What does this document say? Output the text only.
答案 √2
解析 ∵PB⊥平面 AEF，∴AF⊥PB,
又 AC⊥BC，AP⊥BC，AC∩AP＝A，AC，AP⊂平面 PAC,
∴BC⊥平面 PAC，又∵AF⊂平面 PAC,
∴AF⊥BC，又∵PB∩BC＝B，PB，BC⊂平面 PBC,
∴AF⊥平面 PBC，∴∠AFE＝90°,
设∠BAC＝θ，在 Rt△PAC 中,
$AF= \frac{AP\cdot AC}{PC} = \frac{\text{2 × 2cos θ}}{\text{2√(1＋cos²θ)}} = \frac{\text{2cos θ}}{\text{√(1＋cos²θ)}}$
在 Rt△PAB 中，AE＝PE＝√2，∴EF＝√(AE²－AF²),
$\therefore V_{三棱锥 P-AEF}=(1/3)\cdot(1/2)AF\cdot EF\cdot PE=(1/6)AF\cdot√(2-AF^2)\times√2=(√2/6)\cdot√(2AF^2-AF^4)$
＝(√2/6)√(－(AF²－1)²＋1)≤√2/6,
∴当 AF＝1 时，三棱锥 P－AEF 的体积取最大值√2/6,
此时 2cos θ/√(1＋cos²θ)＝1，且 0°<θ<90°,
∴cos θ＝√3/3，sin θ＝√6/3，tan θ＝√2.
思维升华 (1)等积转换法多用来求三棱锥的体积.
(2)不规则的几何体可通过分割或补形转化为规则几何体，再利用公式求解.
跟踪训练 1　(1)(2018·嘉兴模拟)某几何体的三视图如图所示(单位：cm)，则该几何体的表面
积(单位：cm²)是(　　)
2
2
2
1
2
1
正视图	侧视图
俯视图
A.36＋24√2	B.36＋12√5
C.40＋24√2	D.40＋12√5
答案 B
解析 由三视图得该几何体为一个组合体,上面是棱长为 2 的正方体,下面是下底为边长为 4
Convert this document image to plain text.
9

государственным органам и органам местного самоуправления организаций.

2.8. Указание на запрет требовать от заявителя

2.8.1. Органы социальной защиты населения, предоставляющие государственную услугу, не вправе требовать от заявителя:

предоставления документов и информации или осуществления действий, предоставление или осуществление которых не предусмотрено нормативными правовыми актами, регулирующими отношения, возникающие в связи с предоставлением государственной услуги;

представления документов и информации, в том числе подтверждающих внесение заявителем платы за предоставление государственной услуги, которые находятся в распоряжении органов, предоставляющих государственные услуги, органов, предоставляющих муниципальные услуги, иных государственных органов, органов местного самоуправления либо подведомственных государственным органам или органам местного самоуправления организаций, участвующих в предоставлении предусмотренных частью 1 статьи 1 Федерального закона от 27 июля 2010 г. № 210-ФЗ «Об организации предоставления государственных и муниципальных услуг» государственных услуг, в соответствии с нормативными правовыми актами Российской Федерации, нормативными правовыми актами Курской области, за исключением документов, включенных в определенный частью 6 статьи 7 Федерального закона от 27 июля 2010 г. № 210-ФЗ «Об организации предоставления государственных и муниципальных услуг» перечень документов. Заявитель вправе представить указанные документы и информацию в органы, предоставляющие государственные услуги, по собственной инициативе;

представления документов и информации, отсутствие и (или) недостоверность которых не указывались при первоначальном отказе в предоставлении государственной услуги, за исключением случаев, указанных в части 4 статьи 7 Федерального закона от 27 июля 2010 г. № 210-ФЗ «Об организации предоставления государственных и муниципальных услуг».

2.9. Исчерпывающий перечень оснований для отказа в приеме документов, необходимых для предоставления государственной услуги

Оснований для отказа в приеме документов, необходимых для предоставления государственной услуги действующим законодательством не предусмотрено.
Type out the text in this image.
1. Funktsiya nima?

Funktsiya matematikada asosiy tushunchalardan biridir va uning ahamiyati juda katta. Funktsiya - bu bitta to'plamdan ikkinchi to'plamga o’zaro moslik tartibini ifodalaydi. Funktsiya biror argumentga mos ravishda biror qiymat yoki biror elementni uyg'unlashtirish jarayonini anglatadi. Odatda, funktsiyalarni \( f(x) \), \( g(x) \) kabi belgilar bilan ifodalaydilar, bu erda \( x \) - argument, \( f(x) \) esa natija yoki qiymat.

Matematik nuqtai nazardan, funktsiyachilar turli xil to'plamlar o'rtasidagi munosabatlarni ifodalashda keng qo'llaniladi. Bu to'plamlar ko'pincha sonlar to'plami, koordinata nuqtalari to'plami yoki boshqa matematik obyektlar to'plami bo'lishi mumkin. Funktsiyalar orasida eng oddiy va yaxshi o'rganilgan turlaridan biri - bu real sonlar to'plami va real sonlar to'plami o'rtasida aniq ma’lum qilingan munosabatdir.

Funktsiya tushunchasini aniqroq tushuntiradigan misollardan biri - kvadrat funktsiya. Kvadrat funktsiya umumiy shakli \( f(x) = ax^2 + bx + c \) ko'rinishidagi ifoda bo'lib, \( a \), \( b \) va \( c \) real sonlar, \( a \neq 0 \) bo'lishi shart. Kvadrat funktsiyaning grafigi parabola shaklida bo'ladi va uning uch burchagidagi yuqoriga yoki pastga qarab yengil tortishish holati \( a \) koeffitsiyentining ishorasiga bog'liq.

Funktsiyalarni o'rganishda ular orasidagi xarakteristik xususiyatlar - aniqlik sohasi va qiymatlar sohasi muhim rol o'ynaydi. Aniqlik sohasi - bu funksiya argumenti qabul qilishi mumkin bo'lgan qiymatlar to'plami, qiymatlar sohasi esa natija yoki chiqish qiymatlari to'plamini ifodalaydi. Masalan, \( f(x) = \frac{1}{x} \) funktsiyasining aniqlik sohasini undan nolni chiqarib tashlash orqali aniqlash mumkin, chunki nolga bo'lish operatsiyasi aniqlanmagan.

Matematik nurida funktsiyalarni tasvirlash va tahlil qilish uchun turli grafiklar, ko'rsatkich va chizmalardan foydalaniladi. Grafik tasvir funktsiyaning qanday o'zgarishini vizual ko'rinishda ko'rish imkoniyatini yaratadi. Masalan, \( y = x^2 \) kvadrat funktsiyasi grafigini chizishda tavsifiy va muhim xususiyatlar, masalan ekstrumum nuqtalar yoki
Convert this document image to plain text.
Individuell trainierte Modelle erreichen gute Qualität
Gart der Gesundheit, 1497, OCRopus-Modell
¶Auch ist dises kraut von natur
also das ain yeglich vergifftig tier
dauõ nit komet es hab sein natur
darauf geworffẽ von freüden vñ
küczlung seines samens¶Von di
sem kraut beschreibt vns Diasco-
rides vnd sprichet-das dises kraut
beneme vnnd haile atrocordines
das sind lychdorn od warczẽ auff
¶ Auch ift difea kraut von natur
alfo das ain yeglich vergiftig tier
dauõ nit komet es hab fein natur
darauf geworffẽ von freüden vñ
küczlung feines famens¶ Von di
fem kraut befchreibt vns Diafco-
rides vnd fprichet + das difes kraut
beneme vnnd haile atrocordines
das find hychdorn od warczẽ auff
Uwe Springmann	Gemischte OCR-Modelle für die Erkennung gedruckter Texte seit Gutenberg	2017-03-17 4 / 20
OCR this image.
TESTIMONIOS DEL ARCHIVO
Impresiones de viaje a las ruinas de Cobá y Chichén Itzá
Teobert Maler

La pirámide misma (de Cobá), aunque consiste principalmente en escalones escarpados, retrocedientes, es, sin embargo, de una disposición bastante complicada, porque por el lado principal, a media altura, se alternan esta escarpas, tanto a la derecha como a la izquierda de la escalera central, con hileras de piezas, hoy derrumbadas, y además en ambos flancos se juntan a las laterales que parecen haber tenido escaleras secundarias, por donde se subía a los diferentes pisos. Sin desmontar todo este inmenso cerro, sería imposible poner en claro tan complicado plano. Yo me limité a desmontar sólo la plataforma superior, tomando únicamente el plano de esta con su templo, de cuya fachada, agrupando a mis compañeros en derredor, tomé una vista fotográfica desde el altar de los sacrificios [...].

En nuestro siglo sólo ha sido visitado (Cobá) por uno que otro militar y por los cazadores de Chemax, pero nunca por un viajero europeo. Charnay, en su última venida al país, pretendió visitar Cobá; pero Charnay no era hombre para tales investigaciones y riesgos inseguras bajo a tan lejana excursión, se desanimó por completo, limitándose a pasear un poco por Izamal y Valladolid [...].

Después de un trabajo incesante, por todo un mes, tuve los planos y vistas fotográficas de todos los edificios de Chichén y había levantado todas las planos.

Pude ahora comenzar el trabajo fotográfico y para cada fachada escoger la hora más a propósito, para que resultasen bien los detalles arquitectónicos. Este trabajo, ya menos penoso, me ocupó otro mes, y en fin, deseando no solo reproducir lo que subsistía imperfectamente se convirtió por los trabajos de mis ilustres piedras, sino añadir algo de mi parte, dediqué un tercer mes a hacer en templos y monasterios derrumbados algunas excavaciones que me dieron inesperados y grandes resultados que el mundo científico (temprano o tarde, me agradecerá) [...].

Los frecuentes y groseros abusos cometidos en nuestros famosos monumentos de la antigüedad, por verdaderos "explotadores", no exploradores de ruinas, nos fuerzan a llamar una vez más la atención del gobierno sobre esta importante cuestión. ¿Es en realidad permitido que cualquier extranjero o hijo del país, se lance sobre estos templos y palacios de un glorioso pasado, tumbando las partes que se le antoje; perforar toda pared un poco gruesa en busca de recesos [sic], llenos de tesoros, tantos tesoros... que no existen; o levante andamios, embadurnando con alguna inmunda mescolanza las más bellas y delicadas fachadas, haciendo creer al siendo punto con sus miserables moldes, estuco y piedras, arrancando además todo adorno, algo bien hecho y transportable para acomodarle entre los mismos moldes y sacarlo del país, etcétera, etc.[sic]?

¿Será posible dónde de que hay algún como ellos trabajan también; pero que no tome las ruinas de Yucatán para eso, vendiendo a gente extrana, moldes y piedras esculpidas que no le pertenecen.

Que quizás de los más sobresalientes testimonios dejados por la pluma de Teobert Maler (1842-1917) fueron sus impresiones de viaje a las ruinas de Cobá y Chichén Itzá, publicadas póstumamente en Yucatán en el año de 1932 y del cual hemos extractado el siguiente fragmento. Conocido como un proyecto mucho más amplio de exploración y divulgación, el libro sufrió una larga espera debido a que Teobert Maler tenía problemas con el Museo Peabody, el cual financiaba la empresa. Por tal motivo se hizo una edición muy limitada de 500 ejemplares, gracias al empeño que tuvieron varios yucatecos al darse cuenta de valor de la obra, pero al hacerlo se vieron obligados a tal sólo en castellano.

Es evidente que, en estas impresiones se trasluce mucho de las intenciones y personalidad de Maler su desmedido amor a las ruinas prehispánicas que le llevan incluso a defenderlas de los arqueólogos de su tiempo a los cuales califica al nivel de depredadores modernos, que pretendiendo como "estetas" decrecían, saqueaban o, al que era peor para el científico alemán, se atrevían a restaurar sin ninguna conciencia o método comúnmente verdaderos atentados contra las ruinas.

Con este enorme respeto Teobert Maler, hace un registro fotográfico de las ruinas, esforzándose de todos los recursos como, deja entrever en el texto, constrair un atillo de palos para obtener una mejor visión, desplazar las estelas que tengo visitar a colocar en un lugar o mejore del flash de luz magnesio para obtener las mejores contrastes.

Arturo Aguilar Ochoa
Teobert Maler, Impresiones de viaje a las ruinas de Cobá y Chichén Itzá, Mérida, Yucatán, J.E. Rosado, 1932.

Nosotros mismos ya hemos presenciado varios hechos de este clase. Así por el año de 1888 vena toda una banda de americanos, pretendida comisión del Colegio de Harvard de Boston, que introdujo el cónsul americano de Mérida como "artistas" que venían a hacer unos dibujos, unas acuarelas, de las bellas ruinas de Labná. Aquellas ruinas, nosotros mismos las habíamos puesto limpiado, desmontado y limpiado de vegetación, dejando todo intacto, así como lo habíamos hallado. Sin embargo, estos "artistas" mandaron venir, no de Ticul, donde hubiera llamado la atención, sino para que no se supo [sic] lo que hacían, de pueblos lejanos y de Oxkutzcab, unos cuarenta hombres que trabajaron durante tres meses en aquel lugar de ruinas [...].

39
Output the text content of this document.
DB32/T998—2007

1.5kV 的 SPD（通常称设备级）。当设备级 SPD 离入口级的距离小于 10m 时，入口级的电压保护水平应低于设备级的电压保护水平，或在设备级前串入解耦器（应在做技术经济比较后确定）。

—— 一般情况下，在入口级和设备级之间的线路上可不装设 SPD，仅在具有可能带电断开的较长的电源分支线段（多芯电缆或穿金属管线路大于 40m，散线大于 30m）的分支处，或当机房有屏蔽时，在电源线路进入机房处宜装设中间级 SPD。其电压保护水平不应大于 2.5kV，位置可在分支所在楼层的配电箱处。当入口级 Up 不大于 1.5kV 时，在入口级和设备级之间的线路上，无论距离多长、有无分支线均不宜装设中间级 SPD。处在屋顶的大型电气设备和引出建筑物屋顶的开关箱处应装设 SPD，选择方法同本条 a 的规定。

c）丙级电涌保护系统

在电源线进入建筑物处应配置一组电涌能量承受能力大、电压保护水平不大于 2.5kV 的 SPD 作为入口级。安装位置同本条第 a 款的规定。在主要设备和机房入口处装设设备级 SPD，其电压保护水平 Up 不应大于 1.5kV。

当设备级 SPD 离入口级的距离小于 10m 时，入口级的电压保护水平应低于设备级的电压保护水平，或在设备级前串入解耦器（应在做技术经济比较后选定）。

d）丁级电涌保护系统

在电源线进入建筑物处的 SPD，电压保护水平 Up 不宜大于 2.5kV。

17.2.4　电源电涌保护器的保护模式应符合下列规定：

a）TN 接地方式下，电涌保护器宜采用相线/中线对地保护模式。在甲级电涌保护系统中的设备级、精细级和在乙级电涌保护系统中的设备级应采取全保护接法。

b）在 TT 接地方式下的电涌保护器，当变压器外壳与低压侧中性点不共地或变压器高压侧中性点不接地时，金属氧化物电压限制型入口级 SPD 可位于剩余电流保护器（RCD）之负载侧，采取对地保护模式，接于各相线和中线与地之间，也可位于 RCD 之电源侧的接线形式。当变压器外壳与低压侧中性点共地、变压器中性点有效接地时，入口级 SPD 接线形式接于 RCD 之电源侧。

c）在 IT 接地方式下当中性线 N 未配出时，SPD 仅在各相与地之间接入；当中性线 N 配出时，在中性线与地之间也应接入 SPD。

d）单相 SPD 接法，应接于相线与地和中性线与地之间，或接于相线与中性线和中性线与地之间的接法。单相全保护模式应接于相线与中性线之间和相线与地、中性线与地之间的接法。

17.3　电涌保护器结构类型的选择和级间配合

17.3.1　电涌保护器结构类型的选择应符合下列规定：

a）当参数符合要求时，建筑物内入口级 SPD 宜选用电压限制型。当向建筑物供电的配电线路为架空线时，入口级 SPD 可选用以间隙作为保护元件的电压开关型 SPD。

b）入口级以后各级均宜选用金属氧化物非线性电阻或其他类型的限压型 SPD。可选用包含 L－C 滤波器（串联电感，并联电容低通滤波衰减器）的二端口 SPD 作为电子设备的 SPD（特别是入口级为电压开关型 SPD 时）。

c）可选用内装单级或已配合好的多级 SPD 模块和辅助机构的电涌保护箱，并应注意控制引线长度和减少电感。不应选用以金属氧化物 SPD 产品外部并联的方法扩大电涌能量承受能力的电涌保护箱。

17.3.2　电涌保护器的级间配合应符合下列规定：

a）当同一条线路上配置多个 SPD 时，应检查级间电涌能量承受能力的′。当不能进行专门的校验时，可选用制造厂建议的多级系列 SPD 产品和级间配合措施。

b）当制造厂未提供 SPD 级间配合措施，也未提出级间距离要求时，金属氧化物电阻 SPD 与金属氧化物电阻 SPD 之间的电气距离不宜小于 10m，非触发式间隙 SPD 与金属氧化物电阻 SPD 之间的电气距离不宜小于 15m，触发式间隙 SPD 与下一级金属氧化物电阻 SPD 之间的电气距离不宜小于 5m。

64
· · · · ·
Prompt:
Count how many lines include the string "yeglich". Nothing but the number is needed.

Complete answer:
2